• _WHAT YOU WILL DO_:
All of the data should be output character for character, except the pictures.

[Stored items from a collection]

+++++

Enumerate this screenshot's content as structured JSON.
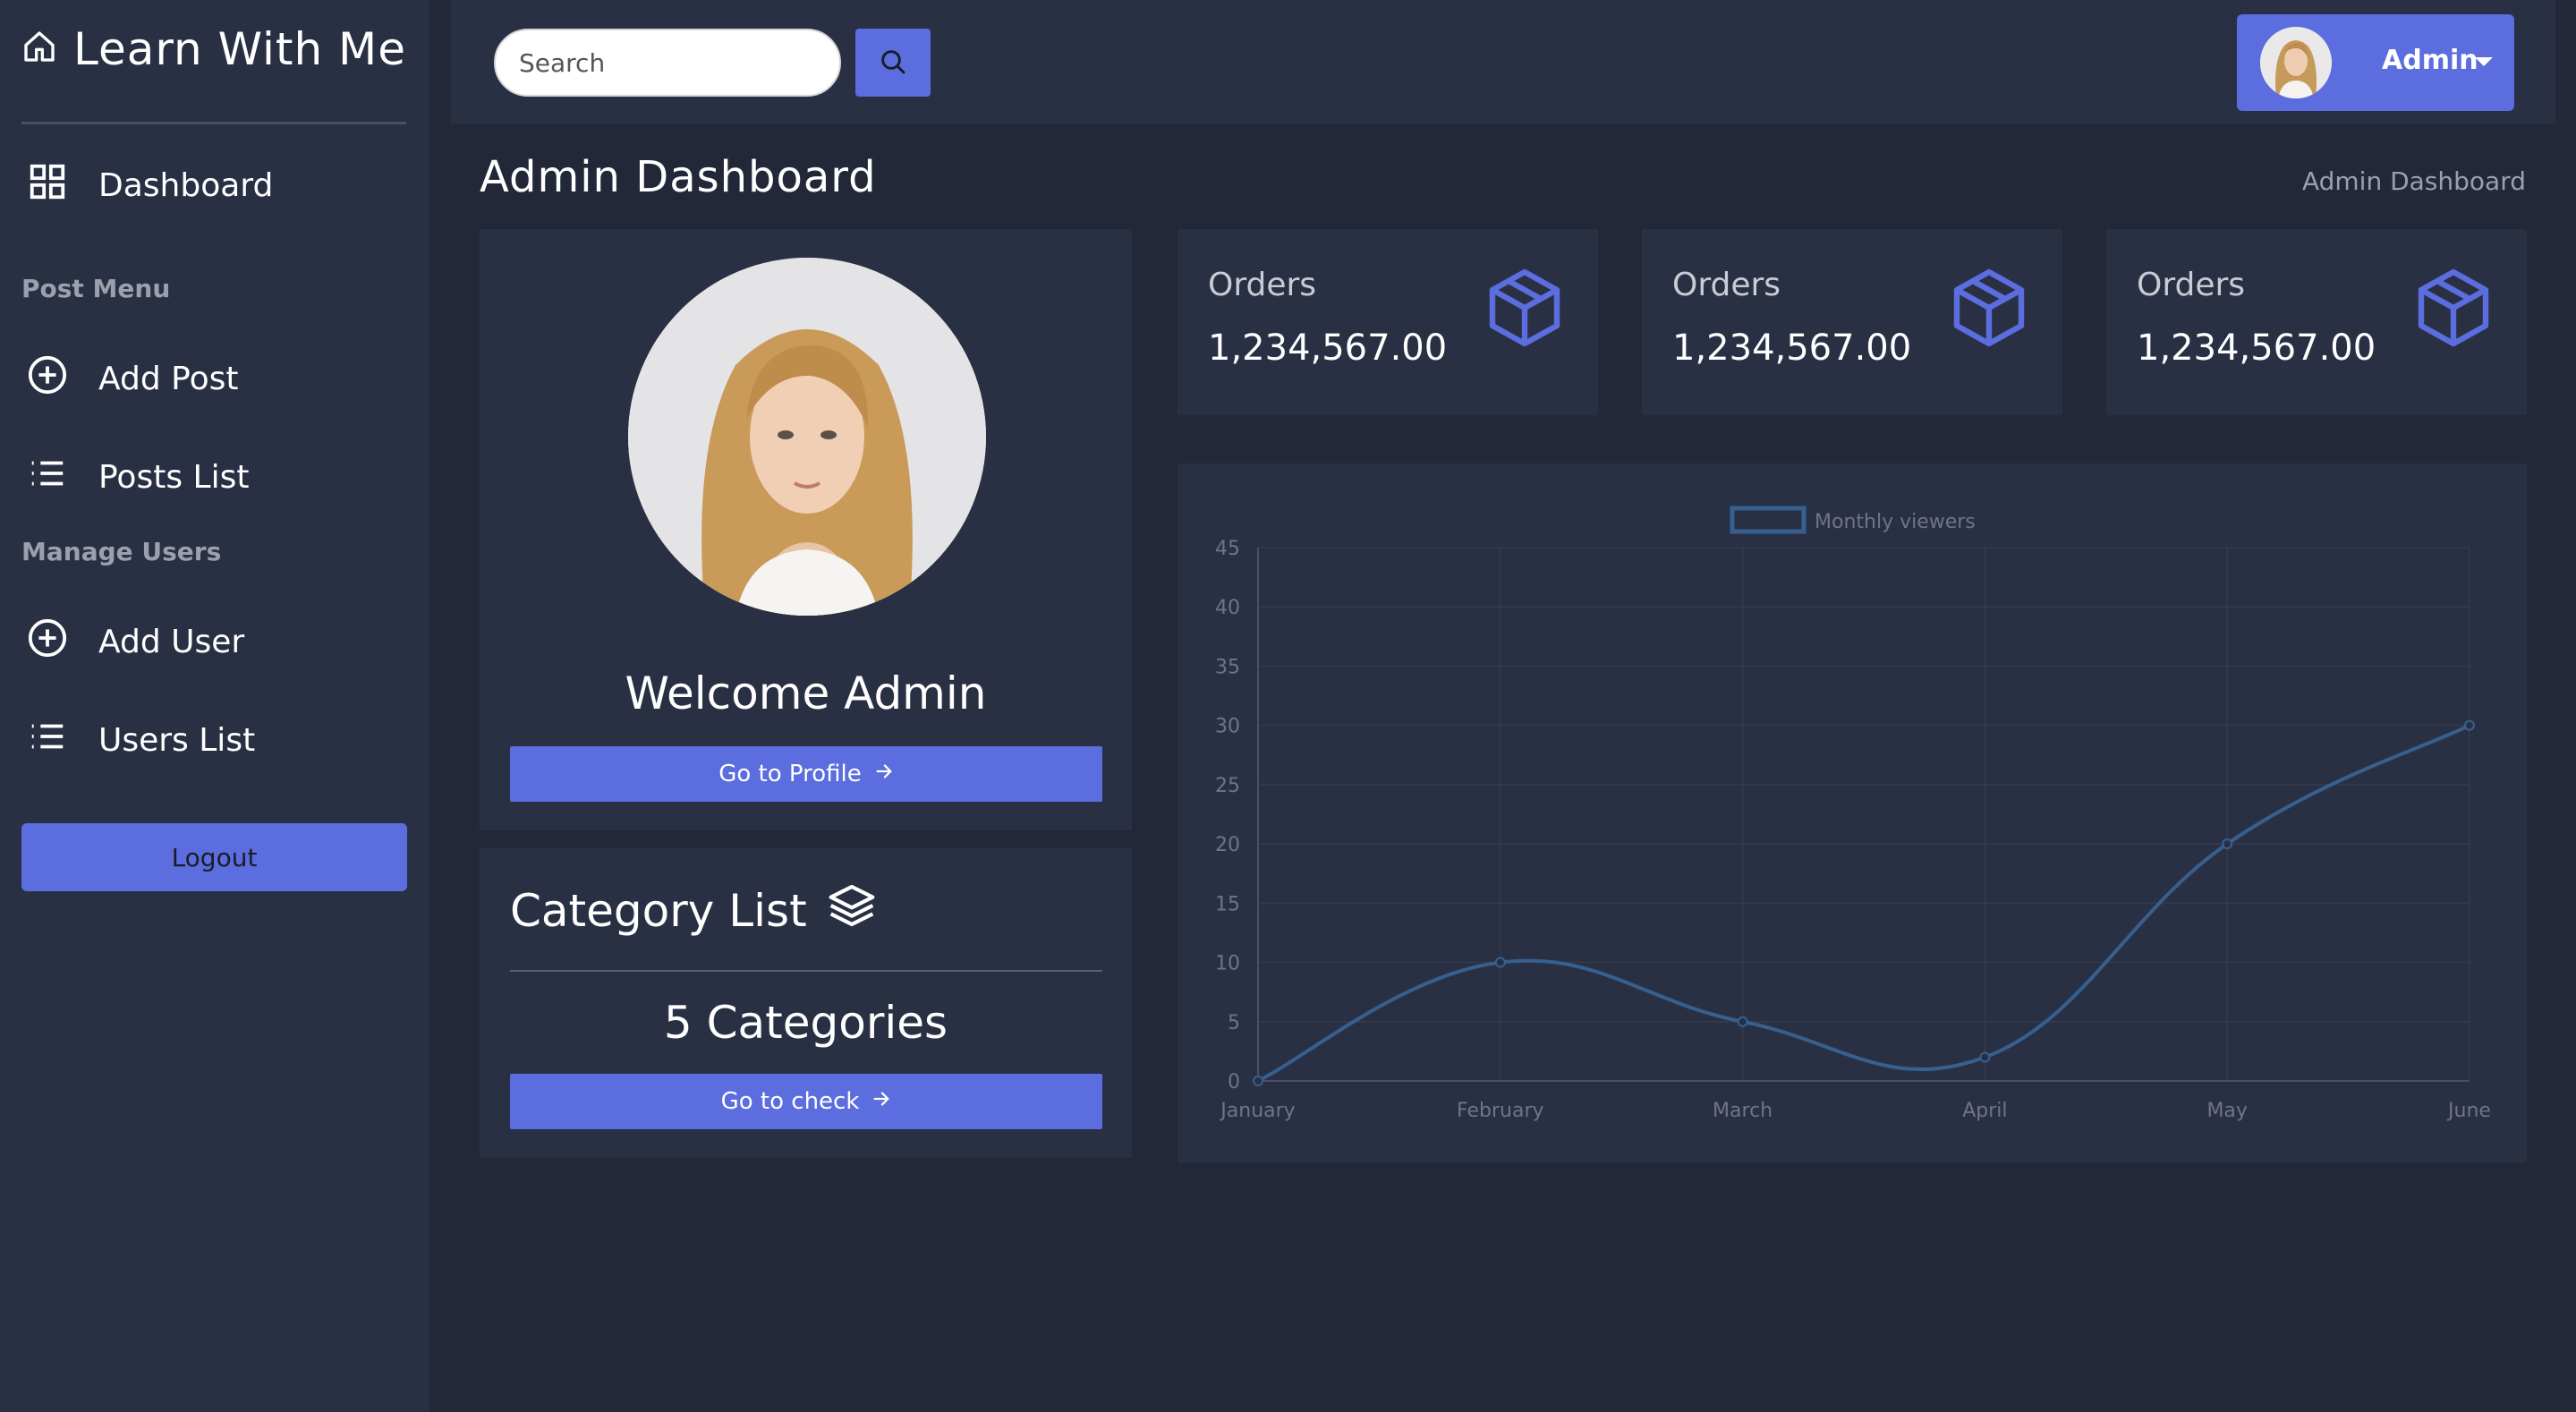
{
  "sidebar": {
    "brand": "Learn With Me",
    "dashboard": "Dashboard",
    "post_section": "Post Menu",
    "add_post": "Add Post",
    "posts_list": "Posts List",
    "users_section": "Manage Users",
    "add_user": "Add User",
    "users_list": "Users List",
    "logout": "Logout"
  },
  "topbar": {
    "search_placeholder": "Search",
    "user_name": "Admin"
  },
  "header": {
    "title": "Admin Dashboard",
    "breadcrumb": "Admin Dashboard"
  },
  "profile": {
    "welcome": "Welcome Admin",
    "button": "Go to Profile"
  },
  "category": {
    "title": "Category List",
    "count": "5 Categories",
    "button": "Go to check"
  },
  "stats": [
    {
      "label": "Orders",
      "value": "1,234,567.00"
    },
    {
      "label": "Orders",
      "value": "1,234,567.00"
    },
    {
      "label": "Orders",
      "value": "1,234,567.00"
    }
  ],
  "colors": {
    "accent": "#5b6ddf",
    "panel": "#2a3044",
    "background": "#232839",
    "line": "#36608f"
  },
  "chart_data": {
    "type": "line",
    "categories": [
      "January",
      "February",
      "March",
      "April",
      "May",
      "June"
    ],
    "series": [
      {
        "name": "Monthly viewers",
        "values": [
          0,
          10,
          5,
          2,
          20,
          30
        ]
      }
    ],
    "ylim": [
      0,
      45
    ],
    "yticks": [
      0,
      5,
      10,
      15,
      20,
      25,
      30,
      35,
      40,
      45
    ],
    "legend_position": "top-center",
    "grid": true
  }
}
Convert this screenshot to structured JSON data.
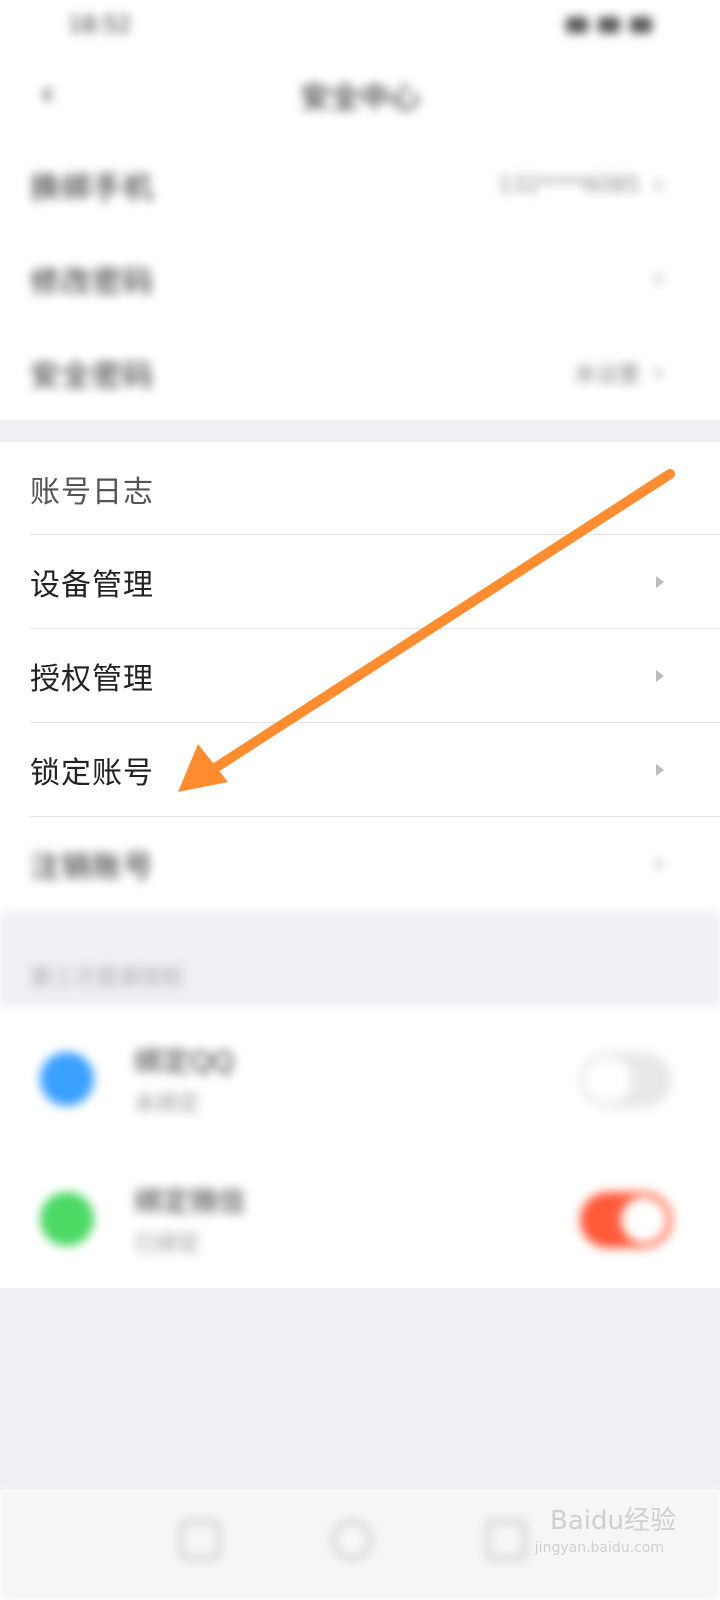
{
  "status_bar": {
    "time": "18:52",
    "signal": "status icons"
  },
  "header": {
    "title": "安全中心"
  },
  "rows_top": [
    {
      "label": "换绑手机",
      "value": "132****6085"
    },
    {
      "label": "修改密码",
      "value": ""
    },
    {
      "label": "安全密码",
      "value": "未设置"
    }
  ],
  "rows_mid": [
    {
      "label": "账号日志"
    },
    {
      "label": "设备管理"
    },
    {
      "label": "授权管理"
    },
    {
      "label": "锁定账号"
    },
    {
      "label": "注销账号"
    }
  ],
  "login_section": {
    "label": "第三方登录授权"
  },
  "apps": [
    {
      "title": "绑定QQ",
      "sub": "未绑定",
      "color": "#3aa1ff",
      "toggle_on": false
    },
    {
      "title": "绑定微信",
      "sub": "已绑定",
      "color": "#4cd964",
      "toggle_on": true
    }
  ],
  "colors": {
    "arrow": "#ff8c2e",
    "toggle_on": "#ff5a3a",
    "toggle_off": "#e8e8e8"
  },
  "watermark": {
    "brand": "Baidu经验",
    "url": "jingyan.baidu.com"
  }
}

+++++

• _SOLUTION TO THE EXERCISE_:
Enumerate this screenshot's content as structured JSON.
{
  "sidebar": {
    "brand": "Learn With Me",
    "dashboard": "Dashboard",
    "post_section": "Post Menu",
    "add_post": "Add Post",
    "posts_list": "Posts List",
    "users_section": "Manage Users",
    "add_user": "Add User",
    "users_list": "Users List",
    "logout": "Logout"
  },
  "topbar": {
    "search_placeholder": "Search",
    "user_name": "Admin"
  },
  "header": {
    "title": "Admin Dashboard",
    "breadcrumb": "Admin Dashboard"
  },
  "profile": {
    "welcome": "Welcome Admin",
    "button": "Go to Profile"
  },
  "category": {
    "title": "Category List",
    "count": "5 Categories",
    "button": "Go to check"
  },
  "stats": [
    {
      "label": "Orders",
      "value": "1,234,567.00"
    },
    {
      "label": "Orders",
      "value": "1,234,567.00"
    },
    {
      "label": "Orders",
      "value": "1,234,567.00"
    }
  ],
  "colors": {
    "accent": "#5b6ddf",
    "panel": "#2a3044",
    "background": "#232839",
    "line": "#36608f"
  },
  "chart_data": {
    "type": "line",
    "categories": [
      "January",
      "February",
      "March",
      "April",
      "May",
      "June"
    ],
    "series": [
      {
        "name": "Monthly viewers",
        "values": [
          0,
          10,
          5,
          2,
          20,
          30
        ]
      }
    ],
    "ylim": [
      0,
      45
    ],
    "yticks": [
      0,
      5,
      10,
      15,
      20,
      25,
      30,
      35,
      40,
      45
    ],
    "legend_position": "top-center",
    "grid": true
  }
}
Convert this screenshot to structured JSON data.
{
  "status_bar": {
    "time": "18:52",
    "signal": "status icons"
  },
  "header": {
    "title": "安全中心"
  },
  "rows_top": [
    {
      "label": "换绑手机",
      "value": "132****6085"
    },
    {
      "label": "修改密码",
      "value": ""
    },
    {
      "label": "安全密码",
      "value": "未设置"
    }
  ],
  "rows_mid": [
    {
      "label": "账号日志"
    },
    {
      "label": "设备管理"
    },
    {
      "label": "授权管理"
    },
    {
      "label": "锁定账号"
    },
    {
      "label": "注销账号"
    }
  ],
  "login_section": {
    "label": "第三方登录授权"
  },
  "apps": [
    {
      "title": "绑定QQ",
      "sub": "未绑定",
      "color": "#3aa1ff",
      "toggle_on": false
    },
    {
      "title": "绑定微信",
      "sub": "已绑定",
      "color": "#4cd964",
      "toggle_on": true
    }
  ],
  "colors": {
    "arrow": "#ff8c2e",
    "toggle_on": "#ff5a3a",
    "toggle_off": "#e8e8e8"
  },
  "watermark": {
    "brand": "Baidu经验",
    "url": "jingyan.baidu.com"
  }
}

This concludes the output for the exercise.